__EXERCISE PROMPT__: List each line of the data that holds the string "blend", please.

--- begin AVAILABLE RECORDS ---

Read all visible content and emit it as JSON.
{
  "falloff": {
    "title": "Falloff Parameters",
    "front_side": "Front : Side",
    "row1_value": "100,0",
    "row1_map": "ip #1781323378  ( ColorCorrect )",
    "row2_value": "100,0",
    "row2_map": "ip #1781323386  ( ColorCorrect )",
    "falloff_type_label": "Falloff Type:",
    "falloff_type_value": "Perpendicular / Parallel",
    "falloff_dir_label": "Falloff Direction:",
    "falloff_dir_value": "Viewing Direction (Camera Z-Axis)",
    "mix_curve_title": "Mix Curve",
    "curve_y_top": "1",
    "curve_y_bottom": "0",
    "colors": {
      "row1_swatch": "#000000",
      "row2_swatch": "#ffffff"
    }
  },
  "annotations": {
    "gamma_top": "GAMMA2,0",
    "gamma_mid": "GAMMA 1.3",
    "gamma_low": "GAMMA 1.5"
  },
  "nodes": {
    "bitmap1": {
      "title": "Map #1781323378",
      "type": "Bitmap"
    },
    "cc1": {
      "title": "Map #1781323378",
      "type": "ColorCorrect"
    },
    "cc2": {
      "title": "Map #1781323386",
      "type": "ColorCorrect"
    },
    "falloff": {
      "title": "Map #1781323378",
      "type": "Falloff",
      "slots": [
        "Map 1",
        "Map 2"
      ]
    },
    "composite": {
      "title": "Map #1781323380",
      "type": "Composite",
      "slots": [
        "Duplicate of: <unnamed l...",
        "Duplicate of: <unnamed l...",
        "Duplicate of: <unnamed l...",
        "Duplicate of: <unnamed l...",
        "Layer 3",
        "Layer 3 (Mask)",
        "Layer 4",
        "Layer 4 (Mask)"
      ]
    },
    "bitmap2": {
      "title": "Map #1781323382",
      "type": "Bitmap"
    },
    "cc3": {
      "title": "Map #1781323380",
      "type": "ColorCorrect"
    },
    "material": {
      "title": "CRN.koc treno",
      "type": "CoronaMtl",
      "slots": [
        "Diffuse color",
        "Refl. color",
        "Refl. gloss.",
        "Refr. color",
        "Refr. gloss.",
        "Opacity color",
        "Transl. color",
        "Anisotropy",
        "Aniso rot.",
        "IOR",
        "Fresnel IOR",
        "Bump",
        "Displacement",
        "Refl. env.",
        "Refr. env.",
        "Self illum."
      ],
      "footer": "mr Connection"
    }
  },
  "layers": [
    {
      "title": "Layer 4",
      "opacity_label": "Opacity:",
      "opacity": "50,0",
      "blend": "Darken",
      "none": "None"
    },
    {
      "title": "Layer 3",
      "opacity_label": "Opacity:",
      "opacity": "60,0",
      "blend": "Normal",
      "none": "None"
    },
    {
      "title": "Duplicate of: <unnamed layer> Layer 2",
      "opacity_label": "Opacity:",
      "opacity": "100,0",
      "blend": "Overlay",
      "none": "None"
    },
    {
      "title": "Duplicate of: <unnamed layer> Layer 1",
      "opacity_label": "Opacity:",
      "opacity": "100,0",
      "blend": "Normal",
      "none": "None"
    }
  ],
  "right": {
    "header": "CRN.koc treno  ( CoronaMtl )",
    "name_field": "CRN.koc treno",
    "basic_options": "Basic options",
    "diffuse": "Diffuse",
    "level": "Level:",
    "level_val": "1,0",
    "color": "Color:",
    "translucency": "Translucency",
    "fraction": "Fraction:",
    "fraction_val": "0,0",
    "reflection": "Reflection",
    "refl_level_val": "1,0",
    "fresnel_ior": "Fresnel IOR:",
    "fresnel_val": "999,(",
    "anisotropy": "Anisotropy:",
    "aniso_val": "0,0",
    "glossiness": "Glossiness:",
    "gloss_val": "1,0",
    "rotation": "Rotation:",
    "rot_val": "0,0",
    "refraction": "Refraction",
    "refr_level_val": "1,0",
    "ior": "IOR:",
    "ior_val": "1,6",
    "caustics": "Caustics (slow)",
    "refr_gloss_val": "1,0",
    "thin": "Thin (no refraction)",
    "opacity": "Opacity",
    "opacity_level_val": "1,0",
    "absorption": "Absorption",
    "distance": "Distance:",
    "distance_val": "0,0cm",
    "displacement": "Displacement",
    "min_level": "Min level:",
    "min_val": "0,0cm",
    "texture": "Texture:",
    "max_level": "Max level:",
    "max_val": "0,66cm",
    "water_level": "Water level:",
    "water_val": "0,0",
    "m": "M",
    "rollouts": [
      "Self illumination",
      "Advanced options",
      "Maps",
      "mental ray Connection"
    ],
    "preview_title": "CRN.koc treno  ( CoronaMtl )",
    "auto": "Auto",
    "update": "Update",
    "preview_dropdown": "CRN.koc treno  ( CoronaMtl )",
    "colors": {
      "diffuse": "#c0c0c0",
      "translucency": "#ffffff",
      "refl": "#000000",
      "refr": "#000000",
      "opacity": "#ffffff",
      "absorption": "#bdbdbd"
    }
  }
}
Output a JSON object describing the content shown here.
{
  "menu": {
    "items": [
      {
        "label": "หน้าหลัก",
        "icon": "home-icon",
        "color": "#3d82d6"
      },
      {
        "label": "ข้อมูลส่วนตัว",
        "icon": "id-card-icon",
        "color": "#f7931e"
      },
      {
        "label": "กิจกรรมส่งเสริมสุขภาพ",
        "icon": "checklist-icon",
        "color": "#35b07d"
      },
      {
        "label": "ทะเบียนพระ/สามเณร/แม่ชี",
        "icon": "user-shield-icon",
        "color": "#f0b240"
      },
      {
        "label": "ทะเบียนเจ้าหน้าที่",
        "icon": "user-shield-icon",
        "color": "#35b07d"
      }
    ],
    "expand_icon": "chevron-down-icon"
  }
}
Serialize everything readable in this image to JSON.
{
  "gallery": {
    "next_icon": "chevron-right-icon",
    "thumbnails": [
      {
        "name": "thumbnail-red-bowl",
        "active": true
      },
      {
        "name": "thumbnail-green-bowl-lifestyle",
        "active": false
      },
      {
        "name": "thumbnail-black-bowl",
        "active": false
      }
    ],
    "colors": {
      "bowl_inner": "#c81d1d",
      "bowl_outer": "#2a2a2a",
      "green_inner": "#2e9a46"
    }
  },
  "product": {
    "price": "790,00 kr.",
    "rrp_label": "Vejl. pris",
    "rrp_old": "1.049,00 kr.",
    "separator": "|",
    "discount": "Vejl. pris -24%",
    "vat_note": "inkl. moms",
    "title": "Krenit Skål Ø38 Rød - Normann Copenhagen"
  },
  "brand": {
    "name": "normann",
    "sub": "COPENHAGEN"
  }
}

--- end AVAILABLE RECORDS ---

__OUTPUT__:
      "blend": "Darken",
      "blend": "Normal",
      "blend": "Overlay",
      "blend": "Normal",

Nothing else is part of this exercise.